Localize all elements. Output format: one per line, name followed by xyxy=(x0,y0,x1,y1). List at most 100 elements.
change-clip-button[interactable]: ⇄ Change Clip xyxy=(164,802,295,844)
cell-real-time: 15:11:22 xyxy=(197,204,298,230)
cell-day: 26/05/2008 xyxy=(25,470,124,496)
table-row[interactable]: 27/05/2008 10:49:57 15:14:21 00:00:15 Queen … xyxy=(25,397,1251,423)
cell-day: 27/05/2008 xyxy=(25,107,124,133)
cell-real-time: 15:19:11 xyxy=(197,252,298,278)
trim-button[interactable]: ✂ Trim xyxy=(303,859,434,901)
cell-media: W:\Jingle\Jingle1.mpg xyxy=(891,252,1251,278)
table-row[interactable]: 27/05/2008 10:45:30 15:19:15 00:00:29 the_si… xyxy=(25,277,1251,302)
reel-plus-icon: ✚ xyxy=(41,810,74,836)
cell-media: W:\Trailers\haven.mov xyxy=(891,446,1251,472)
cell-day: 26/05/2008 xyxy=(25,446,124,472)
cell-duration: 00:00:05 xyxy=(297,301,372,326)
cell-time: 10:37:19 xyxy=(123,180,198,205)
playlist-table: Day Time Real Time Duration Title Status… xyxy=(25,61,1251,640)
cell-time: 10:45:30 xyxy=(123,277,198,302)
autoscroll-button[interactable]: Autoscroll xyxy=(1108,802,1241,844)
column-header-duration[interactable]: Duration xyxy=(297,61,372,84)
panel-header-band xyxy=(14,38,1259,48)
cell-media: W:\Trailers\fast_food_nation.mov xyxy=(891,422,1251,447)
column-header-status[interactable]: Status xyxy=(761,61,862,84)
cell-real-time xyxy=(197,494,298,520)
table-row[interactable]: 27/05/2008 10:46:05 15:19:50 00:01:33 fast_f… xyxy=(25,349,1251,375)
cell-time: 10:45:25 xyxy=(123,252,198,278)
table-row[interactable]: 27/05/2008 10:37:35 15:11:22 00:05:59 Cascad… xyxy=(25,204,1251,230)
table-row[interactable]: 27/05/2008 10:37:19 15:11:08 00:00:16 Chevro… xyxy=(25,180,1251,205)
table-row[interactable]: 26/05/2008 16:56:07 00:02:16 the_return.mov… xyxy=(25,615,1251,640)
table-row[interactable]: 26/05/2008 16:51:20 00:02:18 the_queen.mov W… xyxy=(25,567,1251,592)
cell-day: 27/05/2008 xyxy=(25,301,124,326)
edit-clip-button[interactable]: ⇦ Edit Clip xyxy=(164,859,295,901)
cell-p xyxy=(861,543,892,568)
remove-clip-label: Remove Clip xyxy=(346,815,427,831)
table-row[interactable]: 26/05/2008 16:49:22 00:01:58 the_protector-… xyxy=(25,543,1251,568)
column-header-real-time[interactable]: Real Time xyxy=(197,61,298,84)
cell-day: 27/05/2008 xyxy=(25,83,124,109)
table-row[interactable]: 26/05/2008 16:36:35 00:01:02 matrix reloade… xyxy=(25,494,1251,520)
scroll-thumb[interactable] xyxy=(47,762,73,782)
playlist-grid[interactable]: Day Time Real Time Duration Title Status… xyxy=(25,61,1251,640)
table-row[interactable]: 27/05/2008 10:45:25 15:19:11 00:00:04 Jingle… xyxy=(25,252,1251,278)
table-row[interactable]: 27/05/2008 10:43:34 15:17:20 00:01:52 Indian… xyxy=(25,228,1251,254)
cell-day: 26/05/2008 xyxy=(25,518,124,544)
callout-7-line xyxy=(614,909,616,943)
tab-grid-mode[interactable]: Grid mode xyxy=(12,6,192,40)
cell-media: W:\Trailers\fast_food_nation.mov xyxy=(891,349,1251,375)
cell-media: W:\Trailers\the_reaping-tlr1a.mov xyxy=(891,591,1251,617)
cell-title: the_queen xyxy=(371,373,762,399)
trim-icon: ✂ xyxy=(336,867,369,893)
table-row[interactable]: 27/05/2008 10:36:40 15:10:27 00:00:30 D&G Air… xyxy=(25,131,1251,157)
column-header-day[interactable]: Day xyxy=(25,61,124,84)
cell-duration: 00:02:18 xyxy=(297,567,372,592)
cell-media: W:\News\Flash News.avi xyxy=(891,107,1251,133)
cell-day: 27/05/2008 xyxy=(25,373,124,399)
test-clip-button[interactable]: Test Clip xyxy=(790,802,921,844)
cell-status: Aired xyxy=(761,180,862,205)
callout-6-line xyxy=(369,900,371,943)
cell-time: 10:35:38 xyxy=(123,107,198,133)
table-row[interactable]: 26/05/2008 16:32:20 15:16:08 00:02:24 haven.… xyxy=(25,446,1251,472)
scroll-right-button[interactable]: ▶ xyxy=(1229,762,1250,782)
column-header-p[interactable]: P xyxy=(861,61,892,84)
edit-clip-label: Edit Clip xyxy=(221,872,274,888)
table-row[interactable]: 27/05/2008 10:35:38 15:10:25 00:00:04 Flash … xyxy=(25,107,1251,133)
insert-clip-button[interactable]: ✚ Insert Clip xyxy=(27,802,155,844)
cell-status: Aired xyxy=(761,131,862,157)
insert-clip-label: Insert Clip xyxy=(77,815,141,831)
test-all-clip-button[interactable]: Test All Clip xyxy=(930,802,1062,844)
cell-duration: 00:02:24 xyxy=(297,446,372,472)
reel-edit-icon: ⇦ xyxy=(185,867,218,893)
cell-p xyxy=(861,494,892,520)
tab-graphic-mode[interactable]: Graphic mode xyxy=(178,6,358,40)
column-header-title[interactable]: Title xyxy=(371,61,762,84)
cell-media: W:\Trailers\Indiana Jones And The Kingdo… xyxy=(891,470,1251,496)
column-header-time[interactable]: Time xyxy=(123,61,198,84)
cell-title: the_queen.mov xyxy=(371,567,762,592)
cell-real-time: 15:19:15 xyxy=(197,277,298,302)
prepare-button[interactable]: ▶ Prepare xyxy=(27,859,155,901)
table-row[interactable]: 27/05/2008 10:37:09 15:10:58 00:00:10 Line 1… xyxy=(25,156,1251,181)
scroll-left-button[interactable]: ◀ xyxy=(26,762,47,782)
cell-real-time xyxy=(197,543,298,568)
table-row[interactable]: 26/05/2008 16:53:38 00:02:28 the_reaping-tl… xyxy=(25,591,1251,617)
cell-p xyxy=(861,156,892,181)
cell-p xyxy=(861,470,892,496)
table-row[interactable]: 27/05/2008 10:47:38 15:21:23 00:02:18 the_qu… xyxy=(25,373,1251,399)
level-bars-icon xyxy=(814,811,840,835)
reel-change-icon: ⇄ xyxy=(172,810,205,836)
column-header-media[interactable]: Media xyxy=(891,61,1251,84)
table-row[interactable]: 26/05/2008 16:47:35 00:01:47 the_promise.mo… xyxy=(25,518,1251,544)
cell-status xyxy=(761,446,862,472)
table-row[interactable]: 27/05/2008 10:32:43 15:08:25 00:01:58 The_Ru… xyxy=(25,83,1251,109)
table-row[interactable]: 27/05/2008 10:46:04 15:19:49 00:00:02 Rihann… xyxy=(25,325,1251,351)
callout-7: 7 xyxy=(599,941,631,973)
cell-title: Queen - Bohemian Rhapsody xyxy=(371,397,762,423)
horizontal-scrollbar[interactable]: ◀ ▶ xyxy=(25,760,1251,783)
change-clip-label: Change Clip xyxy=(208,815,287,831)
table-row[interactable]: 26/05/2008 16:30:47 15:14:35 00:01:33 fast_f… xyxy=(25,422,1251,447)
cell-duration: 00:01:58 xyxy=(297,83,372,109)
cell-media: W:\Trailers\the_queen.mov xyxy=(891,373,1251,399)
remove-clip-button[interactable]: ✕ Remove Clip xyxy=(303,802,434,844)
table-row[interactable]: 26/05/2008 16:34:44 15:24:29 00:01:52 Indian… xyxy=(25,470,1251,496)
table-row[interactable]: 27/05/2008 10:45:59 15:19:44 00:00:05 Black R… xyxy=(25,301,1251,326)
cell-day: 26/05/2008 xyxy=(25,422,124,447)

» Task directions: Starting at the top of the listing above, reproduce every line verbatim through the line that contains "cell-time: 10:45:25 xyxy=(123,252,198,278)", and include that line.

» Answer to this exercise:
Localize all elements. Output format: one per line, name followed by xyxy=(x0,y0,x1,y1). List at most 100 elements.
change-clip-button[interactable]: ⇄ Change Clip xyxy=(164,802,295,844)
cell-real-time: 15:11:22 xyxy=(197,204,298,230)
cell-day: 26/05/2008 xyxy=(25,470,124,496)
table-row[interactable]: 27/05/2008 10:49:57 15:14:21 00:00:15 Queen … xyxy=(25,397,1251,423)
cell-day: 27/05/2008 xyxy=(25,107,124,133)
cell-real-time: 15:19:11 xyxy=(197,252,298,278)
trim-button[interactable]: ✂ Trim xyxy=(303,859,434,901)
cell-media: W:\Jingle\Jingle1.mpg xyxy=(891,252,1251,278)
table-row[interactable]: 27/05/2008 10:45:30 15:19:15 00:00:29 the_si… xyxy=(25,277,1251,302)
reel-plus-icon: ✚ xyxy=(41,810,74,836)
cell-media: W:\Trailers\haven.mov xyxy=(891,446,1251,472)
cell-day: 26/05/2008 xyxy=(25,446,124,472)
cell-duration: 00:00:05 xyxy=(297,301,372,326)
cell-time: 10:37:19 xyxy=(123,180,198,205)
playlist-table: Day Time Real Time Duration Title Status… xyxy=(25,61,1251,640)
cell-time: 10:45:30 xyxy=(123,277,198,302)
autoscroll-button[interactable]: Autoscroll xyxy=(1108,802,1241,844)
column-header-duration[interactable]: Duration xyxy=(297,61,372,84)
panel-header-band xyxy=(14,38,1259,48)
cell-media: W:\Trailers\fast_food_nation.mov xyxy=(891,422,1251,447)
column-header-status[interactable]: Status xyxy=(761,61,862,84)
cell-real-time xyxy=(197,494,298,520)
table-row[interactable]: 27/05/2008 10:46:05 15:19:50 00:01:33 fast_f… xyxy=(25,349,1251,375)
cell-time: 10:45:25 xyxy=(123,252,198,278)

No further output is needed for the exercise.